* **DATA TO USE**
□ □ □ □ □ □ □
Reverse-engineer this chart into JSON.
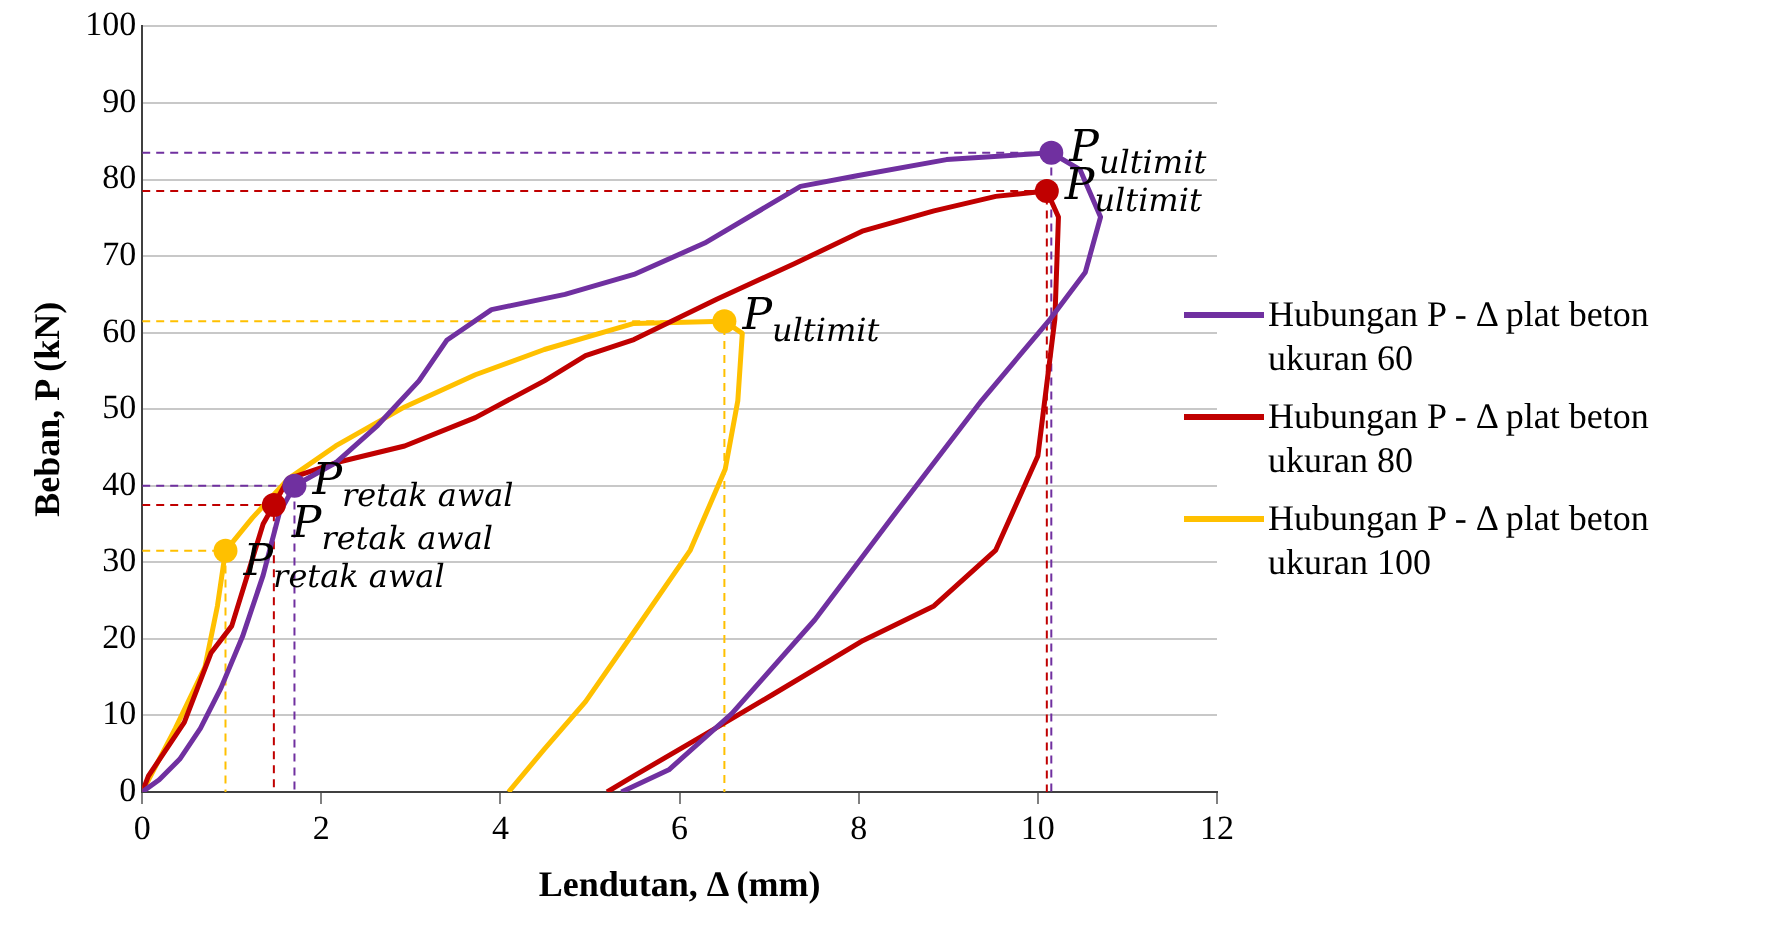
{
  "chart_data": {
    "type": "line",
    "xlabel": "Lendutan, Δ (mm)",
    "ylabel": "Beban, P (kN)",
    "xlim": [
      0,
      12
    ],
    "xticks": [
      0,
      2,
      4,
      6,
      8,
      10,
      12
    ],
    "ylim": [
      0,
      100
    ],
    "yticks": [
      0,
      10,
      20,
      30,
      40,
      50,
      60,
      70,
      80,
      90,
      100
    ],
    "grid": "y",
    "legend": "right",
    "marker": "none",
    "line_style": "solid",
    "series": [
      {
        "name": "Hubungan P - Δ plat beton ukuran 60",
        "color": "#7030a0",
        "x": [
          0,
          0.19,
          0.42,
          0.65,
          0.88,
          1.12,
          1.35,
          1.53,
          1.7,
          2.16,
          2.63,
          3.09,
          3.4,
          3.9,
          4.72,
          5.49,
          6.28,
          7.35,
          7.98,
          8.98,
          10.15,
          10.47,
          10.7,
          10.53,
          10.14,
          9.37,
          8.44,
          7.51,
          6.58,
          5.88,
          5.35
        ],
        "values": [
          0,
          1.6,
          4.3,
          8.3,
          13.6,
          20.3,
          28.3,
          36.4,
          40,
          43,
          47.9,
          53.7,
          59,
          63,
          65,
          67.6,
          71.7,
          79.1,
          80.5,
          82.6,
          83.5,
          81.3,
          75.1,
          67.9,
          61.8,
          51.1,
          36.9,
          22.5,
          10.2,
          2.9,
          0
        ]
      },
      {
        "name": "Hubungan P - Δ plat beton ukuran 80",
        "color": "#c00000",
        "x": [
          0,
          0.07,
          0.47,
          0.77,
          1.0,
          1.19,
          1.35,
          1.47,
          1.63,
          2.16,
          2.93,
          3.72,
          4.49,
          4.95,
          5.49,
          6.42,
          7.28,
          8.05,
          8.84,
          9.53,
          10.1,
          10.23,
          10.19,
          10.0,
          9.53,
          8.84,
          8.05,
          7.05,
          6.28,
          5.49,
          5.19
        ],
        "values": [
          0,
          2.1,
          9.1,
          18.2,
          21.7,
          28.9,
          35,
          37.5,
          40.9,
          43,
          45.2,
          48.9,
          53.7,
          57,
          59.1,
          64.4,
          69,
          73.3,
          75.9,
          77.8,
          78.5,
          75.1,
          61.8,
          43.9,
          31.6,
          24.3,
          19.8,
          12.8,
          7.5,
          2.1,
          0
        ]
      },
      {
        "name": "Hubungan P - Δ plat beton ukuran 100",
        "color": "#ffc000",
        "x": [
          0,
          0.37,
          0.7,
          0.84,
          0.93,
          1.23,
          1.63,
          2.16,
          2.93,
          3.72,
          4.49,
          5.49,
          6.5,
          6.7,
          6.65,
          6.51,
          6.12,
          5.49,
          4.95,
          4.49,
          4.09
        ],
        "values": [
          0,
          8.3,
          16.3,
          24.3,
          31.5,
          35.8,
          40.9,
          45.2,
          50.3,
          54.5,
          57.8,
          61.2,
          61.5,
          59.9,
          51.1,
          42.2,
          31.6,
          20.9,
          11.8,
          5.6,
          0
        ]
      },
      {
        "type": "scatter",
        "marker": "circle",
        "color": "#7030a0",
        "x": [
          1.7,
          10.15
        ],
        "values": [
          40,
          83.5
        ]
      },
      {
        "type": "scatter",
        "marker": "circle",
        "color": "#c00000",
        "x": [
          1.47,
          10.1
        ],
        "values": [
          37.5,
          78.5
        ]
      },
      {
        "type": "scatter",
        "marker": "circle",
        "color": "#ffc000",
        "x": [
          0.93,
          6.5
        ],
        "values": [
          31.5,
          61.5
        ]
      },
      {
        "line_style": "dashed",
        "color": "#7030a0",
        "x": [
          0,
          1.7,
          1.7
        ],
        "values": [
          40,
          40,
          0
        ]
      },
      {
        "line_style": "dashed",
        "color": "#7030a0",
        "x": [
          0,
          10.15,
          10.15
        ],
        "values": [
          83.5,
          83.5,
          0
        ]
      },
      {
        "line_style": "dashed",
        "color": "#c00000",
        "x": [
          0,
          1.47,
          1.47
        ],
        "values": [
          37.5,
          37.5,
          0
        ]
      },
      {
        "line_style": "dashed",
        "color": "#c00000",
        "x": [
          0,
          10.1,
          10.1
        ],
        "values": [
          78.5,
          78.5,
          0
        ]
      },
      {
        "line_style": "dashed",
        "color": "#ffc000",
        "x": [
          0,
          0.93,
          0.93
        ],
        "values": [
          31.5,
          31.5,
          0
        ]
      },
      {
        "line_style": "dashed",
        "color": "#ffc000",
        "x": [
          0,
          6.5,
          6.5
        ],
        "values": [
          61.5,
          61.5,
          0
        ]
      }
    ],
    "annotations": [
      {
        "text": "P$_{retak awal}$",
        "x": 1.7,
        "y": 40
      },
      {
        "text": "P$_{retak awal}$",
        "x": 1.47,
        "y": 37.5
      },
      {
        "text": "P$_{retak awal}$",
        "x": 0.93,
        "y": 31.5
      },
      {
        "text": "P$_{ultimit}$",
        "x": 10.15,
        "y": 83.5
      },
      {
        "text": "P$_{ultimit}$",
        "x": 10.1,
        "y": 78.5
      },
      {
        "text": "P$_{ultimit}$",
        "x": 6.5,
        "y": 61.5
      }
    ]
  }
}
□ □ □ □ □ □ □
* **WHAT IS BEING ASKED**
Look through the entries above. Extract each line with the word "Hubungan".

* **WRITTEN SOLUTION**
        "name": "Hubungan P - Δ plat beton ukuran 60",
        "name": "Hubungan P - Δ plat beton ukuran 80",
        "name": "Hubungan P - Δ plat beton ukuran 100",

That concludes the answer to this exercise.